SUPPLIED MATERIAL start

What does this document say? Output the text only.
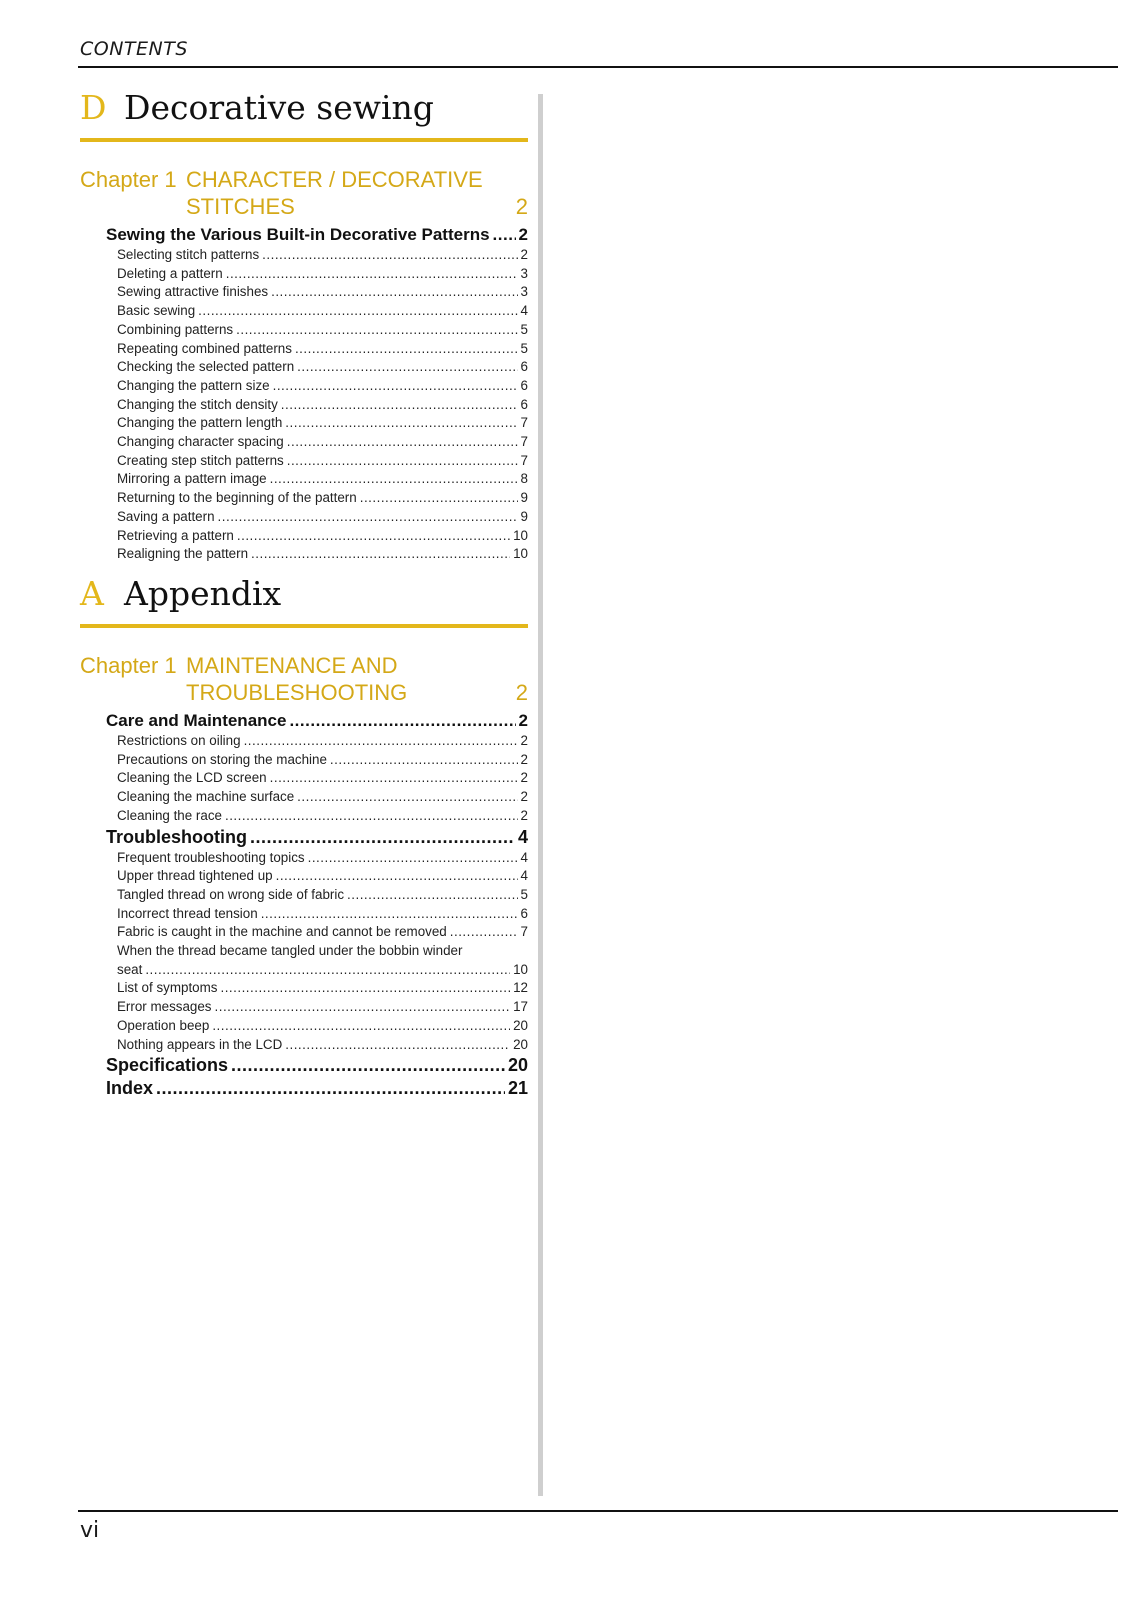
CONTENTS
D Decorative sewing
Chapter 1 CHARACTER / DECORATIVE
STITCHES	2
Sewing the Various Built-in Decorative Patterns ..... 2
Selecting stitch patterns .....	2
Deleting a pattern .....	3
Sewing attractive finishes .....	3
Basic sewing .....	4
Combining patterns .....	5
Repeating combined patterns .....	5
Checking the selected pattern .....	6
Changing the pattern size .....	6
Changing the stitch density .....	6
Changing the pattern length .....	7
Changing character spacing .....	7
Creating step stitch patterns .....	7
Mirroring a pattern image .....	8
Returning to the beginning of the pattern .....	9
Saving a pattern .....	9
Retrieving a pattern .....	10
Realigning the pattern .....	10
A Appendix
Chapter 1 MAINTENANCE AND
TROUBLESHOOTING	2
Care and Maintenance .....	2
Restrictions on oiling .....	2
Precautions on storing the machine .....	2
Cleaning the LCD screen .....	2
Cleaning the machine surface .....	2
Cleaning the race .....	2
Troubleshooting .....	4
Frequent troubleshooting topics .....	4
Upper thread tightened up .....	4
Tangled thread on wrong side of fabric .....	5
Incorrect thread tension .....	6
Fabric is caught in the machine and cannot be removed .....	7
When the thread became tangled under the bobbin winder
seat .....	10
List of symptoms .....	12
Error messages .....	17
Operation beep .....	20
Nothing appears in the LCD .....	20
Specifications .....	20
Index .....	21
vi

SUPPLIED MATERIAL end
SUPPLIED MATERIAL start

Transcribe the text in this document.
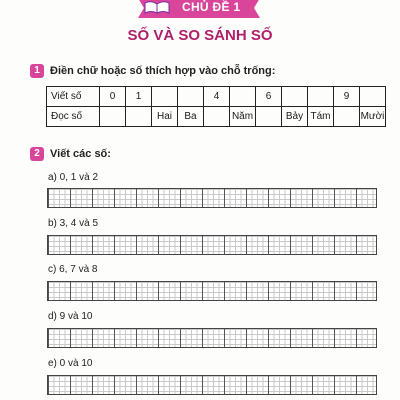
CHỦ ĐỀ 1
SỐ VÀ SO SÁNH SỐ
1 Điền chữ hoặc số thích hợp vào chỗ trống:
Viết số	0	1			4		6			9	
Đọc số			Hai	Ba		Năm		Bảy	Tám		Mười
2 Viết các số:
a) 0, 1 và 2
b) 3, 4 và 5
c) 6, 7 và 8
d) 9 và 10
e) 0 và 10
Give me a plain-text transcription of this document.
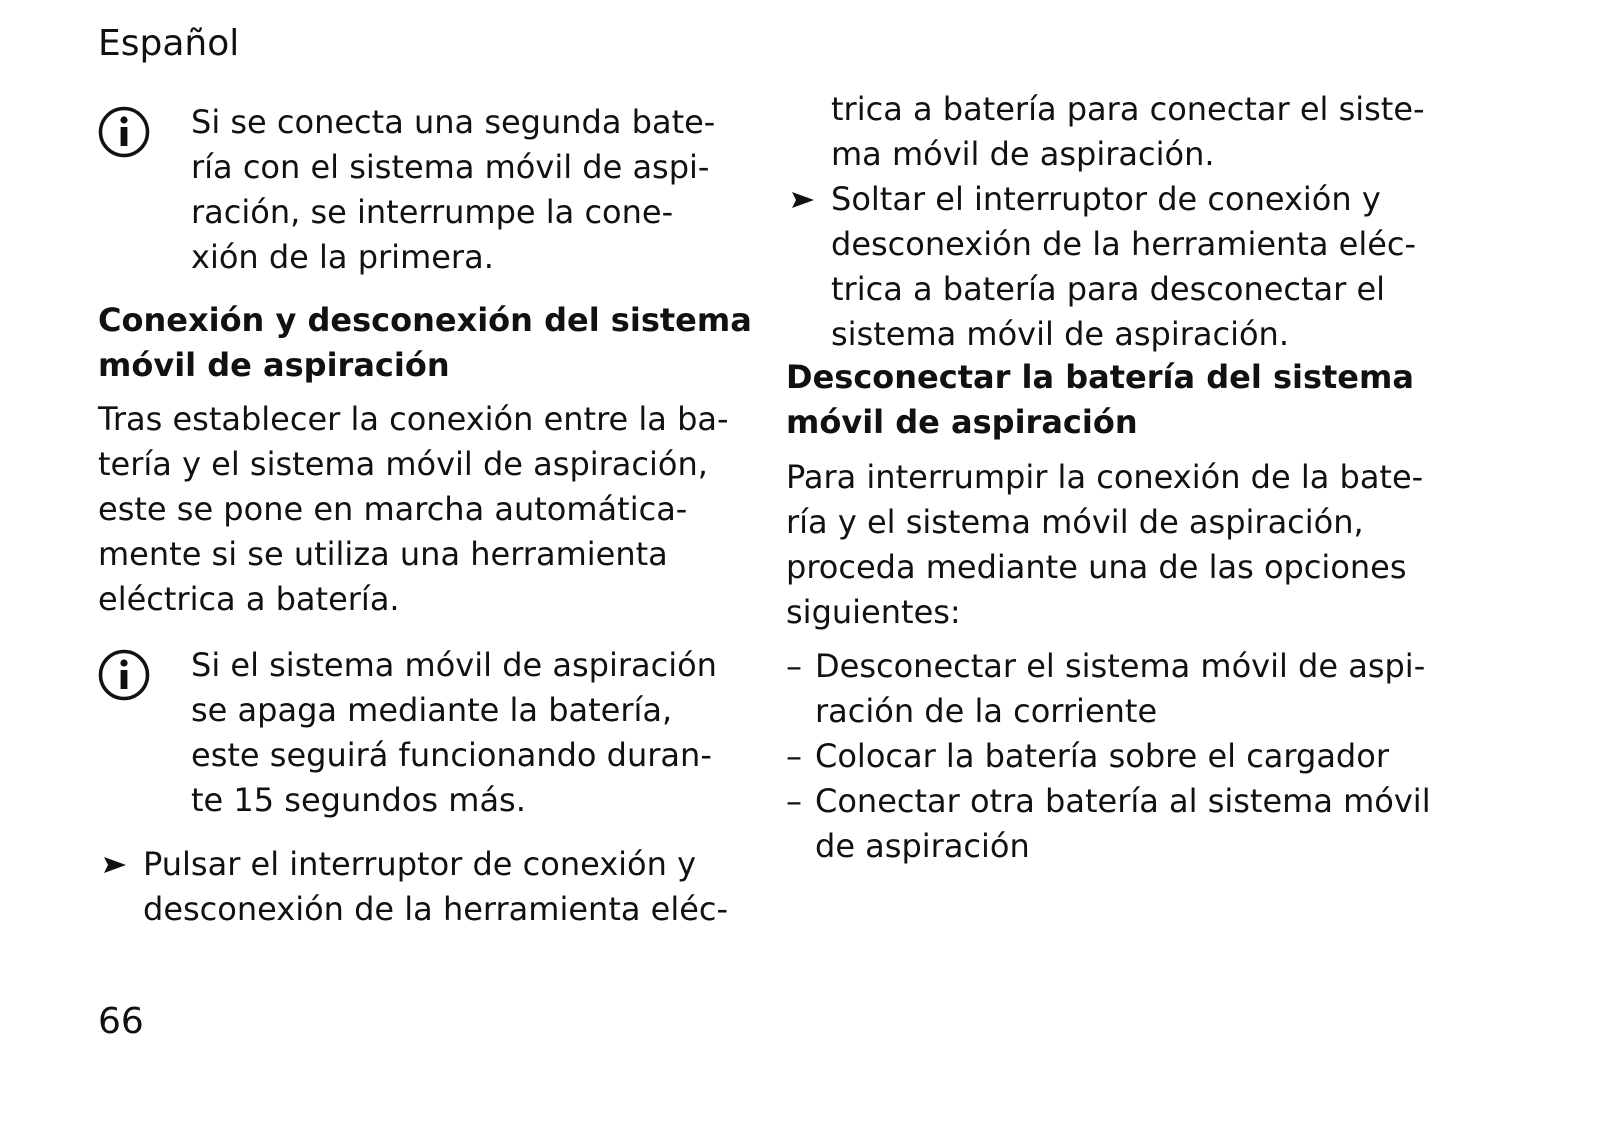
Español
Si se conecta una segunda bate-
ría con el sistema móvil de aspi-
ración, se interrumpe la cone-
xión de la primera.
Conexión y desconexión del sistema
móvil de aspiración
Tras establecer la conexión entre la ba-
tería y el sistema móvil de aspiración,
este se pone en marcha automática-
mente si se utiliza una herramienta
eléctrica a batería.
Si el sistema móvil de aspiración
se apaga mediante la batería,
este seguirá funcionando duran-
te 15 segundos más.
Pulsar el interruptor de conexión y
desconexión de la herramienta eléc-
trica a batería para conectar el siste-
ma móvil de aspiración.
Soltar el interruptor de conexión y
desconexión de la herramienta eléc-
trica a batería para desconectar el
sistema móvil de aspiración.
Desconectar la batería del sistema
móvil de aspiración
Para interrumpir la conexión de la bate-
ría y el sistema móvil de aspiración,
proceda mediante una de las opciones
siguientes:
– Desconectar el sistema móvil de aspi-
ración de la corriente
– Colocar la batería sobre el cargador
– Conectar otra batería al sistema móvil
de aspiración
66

SUPPLIED MATERIAL end

EXERCISE DETAILS: Using the listing above, list every line in which the string "thread" occurs.

COMPLETED EXERCISE:
Upper thread tightened up .....	4
Tangled thread on wrong side of fabric .....	5
Incorrect thread tension .....	6
When the thread became tangled under the bobbin winder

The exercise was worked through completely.